Spot each line in the records below where the word "antichità" occurs, then copy it.

# # # # #

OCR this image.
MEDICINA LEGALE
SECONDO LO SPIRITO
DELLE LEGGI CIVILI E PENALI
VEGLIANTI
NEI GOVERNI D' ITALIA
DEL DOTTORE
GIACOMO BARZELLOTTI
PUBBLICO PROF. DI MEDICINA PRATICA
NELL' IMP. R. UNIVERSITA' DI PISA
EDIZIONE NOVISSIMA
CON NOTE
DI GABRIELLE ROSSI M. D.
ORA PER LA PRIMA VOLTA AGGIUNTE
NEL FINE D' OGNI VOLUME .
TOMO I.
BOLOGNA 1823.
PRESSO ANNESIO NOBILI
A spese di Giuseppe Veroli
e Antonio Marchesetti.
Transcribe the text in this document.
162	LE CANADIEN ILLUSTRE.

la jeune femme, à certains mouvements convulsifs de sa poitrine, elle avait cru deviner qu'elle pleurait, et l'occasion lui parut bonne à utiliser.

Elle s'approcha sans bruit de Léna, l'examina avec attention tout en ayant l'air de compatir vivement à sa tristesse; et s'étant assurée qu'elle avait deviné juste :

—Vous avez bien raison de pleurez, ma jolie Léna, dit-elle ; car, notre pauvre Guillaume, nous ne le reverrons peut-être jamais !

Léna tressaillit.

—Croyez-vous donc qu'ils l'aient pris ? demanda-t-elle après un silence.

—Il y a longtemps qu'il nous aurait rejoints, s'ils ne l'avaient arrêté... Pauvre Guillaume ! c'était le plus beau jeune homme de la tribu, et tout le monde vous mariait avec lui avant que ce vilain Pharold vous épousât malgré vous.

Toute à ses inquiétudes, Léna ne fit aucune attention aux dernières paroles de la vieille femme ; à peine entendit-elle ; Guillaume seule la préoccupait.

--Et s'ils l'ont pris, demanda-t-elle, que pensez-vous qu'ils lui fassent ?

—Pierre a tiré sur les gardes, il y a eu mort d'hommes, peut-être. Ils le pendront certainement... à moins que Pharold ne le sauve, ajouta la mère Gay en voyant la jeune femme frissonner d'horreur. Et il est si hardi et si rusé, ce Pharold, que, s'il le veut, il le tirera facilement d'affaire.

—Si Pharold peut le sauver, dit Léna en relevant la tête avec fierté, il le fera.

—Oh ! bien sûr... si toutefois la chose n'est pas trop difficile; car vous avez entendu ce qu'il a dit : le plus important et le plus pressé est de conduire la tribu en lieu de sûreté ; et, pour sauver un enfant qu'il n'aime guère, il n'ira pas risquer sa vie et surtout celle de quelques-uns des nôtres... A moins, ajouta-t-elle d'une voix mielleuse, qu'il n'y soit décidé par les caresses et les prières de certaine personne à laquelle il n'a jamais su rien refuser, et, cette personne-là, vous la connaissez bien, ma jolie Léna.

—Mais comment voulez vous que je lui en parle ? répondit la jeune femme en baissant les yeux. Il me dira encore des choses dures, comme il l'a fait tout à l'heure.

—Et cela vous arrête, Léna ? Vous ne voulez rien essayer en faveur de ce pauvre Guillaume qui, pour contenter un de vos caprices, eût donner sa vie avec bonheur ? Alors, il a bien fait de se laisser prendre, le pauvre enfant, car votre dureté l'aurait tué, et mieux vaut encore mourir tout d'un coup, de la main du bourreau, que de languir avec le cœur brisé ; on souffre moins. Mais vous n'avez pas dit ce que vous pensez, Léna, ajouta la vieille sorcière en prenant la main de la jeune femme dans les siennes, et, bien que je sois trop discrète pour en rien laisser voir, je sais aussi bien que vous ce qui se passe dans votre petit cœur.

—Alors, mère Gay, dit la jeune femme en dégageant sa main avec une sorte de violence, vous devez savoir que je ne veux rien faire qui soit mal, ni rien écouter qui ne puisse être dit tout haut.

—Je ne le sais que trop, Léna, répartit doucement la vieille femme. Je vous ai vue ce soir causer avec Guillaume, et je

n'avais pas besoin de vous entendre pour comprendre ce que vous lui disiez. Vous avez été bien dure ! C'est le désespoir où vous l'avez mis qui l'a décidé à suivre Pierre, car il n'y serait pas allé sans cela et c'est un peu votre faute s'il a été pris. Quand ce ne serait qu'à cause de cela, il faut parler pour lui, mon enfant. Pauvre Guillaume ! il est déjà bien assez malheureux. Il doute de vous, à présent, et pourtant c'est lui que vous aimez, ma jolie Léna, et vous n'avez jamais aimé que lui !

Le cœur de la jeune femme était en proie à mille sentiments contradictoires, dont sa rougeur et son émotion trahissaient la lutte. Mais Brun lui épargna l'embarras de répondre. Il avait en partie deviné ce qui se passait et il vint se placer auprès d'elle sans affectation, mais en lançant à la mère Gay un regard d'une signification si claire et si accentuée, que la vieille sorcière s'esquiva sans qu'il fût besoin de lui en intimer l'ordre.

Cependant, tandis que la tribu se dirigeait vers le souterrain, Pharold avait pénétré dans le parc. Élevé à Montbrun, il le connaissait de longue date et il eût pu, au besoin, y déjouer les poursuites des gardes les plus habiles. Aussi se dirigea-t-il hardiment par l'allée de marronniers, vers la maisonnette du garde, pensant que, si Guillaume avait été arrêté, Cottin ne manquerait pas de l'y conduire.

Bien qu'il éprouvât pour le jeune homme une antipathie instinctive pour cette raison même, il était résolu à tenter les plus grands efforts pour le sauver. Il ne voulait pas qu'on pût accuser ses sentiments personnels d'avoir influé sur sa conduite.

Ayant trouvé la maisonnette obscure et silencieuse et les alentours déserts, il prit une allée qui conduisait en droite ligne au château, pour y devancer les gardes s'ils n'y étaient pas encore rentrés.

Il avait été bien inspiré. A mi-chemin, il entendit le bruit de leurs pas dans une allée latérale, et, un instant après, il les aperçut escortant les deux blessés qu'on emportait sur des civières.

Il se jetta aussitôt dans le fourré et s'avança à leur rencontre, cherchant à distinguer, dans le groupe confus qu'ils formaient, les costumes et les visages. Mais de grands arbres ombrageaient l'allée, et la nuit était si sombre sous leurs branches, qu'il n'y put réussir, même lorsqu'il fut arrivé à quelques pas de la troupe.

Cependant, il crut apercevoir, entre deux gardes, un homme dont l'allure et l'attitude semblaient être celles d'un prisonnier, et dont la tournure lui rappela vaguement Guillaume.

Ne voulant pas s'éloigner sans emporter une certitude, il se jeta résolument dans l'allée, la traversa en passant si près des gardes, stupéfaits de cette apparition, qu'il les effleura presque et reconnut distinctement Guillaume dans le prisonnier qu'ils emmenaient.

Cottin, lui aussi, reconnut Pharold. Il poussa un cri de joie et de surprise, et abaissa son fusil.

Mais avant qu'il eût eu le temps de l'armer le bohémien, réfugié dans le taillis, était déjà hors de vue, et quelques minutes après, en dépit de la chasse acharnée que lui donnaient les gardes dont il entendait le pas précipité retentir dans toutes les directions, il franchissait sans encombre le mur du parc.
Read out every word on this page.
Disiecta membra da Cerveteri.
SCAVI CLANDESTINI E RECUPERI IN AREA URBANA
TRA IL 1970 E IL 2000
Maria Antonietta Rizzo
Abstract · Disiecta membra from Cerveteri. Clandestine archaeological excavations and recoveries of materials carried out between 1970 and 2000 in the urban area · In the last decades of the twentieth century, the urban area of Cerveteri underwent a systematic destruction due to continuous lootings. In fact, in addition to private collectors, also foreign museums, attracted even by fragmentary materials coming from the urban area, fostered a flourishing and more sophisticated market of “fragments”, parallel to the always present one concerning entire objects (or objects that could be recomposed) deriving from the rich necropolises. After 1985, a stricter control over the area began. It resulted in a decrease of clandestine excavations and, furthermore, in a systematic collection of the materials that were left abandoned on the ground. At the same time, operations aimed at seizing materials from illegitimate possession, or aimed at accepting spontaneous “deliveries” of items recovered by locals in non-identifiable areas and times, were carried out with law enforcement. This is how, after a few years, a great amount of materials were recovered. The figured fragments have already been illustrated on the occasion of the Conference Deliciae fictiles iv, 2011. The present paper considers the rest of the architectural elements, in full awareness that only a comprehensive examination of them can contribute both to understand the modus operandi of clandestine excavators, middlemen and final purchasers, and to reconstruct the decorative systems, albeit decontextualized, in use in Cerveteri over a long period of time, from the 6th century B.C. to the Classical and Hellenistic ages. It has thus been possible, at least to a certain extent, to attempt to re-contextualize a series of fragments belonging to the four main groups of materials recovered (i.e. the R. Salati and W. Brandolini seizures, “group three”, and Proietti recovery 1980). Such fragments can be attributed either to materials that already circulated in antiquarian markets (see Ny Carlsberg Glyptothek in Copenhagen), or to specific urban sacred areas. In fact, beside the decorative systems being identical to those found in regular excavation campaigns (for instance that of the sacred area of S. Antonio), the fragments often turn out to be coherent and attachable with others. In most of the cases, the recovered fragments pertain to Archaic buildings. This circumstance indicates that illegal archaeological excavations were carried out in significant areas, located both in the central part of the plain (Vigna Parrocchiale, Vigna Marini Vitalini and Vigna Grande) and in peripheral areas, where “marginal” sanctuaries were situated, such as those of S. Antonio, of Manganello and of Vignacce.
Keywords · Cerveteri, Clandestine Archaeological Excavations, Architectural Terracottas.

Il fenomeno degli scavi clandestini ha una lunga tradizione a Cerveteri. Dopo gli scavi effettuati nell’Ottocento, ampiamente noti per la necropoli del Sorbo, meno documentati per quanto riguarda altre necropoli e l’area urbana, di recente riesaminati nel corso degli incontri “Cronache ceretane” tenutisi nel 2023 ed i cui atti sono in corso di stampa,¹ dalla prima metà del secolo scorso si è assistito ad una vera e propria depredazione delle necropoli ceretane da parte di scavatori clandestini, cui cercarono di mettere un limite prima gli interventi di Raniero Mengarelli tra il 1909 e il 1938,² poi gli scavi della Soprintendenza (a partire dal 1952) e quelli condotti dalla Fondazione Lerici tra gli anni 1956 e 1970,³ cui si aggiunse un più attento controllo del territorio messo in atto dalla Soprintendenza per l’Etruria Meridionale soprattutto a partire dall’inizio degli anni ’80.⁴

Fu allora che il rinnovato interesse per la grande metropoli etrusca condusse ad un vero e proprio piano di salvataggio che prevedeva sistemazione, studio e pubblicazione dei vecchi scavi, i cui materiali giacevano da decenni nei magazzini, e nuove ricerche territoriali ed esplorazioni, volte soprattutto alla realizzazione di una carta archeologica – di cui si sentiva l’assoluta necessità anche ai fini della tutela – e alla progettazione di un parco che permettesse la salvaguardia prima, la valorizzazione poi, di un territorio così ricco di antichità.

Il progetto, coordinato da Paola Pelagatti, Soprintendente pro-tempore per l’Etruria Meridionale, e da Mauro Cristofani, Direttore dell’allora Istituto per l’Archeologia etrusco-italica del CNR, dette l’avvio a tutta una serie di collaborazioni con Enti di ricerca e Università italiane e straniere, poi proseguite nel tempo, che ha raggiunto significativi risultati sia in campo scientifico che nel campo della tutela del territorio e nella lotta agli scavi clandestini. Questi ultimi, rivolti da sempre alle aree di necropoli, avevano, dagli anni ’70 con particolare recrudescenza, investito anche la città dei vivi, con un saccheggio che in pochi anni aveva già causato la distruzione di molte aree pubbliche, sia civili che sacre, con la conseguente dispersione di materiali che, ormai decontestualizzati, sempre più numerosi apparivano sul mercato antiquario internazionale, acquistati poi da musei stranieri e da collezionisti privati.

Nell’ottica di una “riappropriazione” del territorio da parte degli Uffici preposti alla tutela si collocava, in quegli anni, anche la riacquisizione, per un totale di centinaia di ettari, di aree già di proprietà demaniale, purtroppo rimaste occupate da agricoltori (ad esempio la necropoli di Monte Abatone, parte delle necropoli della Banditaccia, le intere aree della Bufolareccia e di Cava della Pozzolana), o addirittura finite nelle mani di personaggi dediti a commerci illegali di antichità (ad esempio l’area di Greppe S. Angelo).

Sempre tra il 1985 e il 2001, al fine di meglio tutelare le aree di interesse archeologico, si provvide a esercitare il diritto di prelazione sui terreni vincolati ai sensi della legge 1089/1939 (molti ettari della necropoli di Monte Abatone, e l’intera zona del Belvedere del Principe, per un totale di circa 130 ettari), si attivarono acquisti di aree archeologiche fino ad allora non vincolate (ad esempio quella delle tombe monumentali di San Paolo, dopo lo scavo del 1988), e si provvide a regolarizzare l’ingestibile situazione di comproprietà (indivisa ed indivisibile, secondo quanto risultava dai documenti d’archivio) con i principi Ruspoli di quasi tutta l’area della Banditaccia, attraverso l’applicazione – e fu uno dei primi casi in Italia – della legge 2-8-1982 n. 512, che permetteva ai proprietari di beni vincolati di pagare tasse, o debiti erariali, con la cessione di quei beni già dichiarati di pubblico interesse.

# # # # #

◆ Task solution
Fu allora che il rinnovato interesse per la grande metropoli etrusca condusse ad un vero e proprio piano di salvataggio che prevedeva sistemazione, studio e pubblicazione dei vecchi scavi, i cui materiali giacevano da decenni nei magazzini, e nuove ricerche territoriali ed esplorazioni, volte soprattutto alla realizzazione di una carta archeologica – di cui si sentiva l’assoluta necessità anche ai fini della tutela – e alla progettazione di un parco che permettesse la salvaguardia prima, la valorizzazione poi, di un territorio così ricco di antichità.
Nell’ottica di una “riappropriazione” del territorio da parte degli Uffici preposti alla tutela si collocava, in quegli anni, anche la riacquisizione, per un totale di centinaia di ettari, di aree già di proprietà demaniale, purtroppo rimaste occupate da agricoltori (ad esempio la necropoli di Monte Abatone, parte delle necropoli della Banditaccia, le intere aree della Bufolareccia e di Cava della Pozzolana), o addirittura finite nelle mani di personaggi dediti a commerci illegali di antichità (ad esempio l’area di Greppe S. Angelo).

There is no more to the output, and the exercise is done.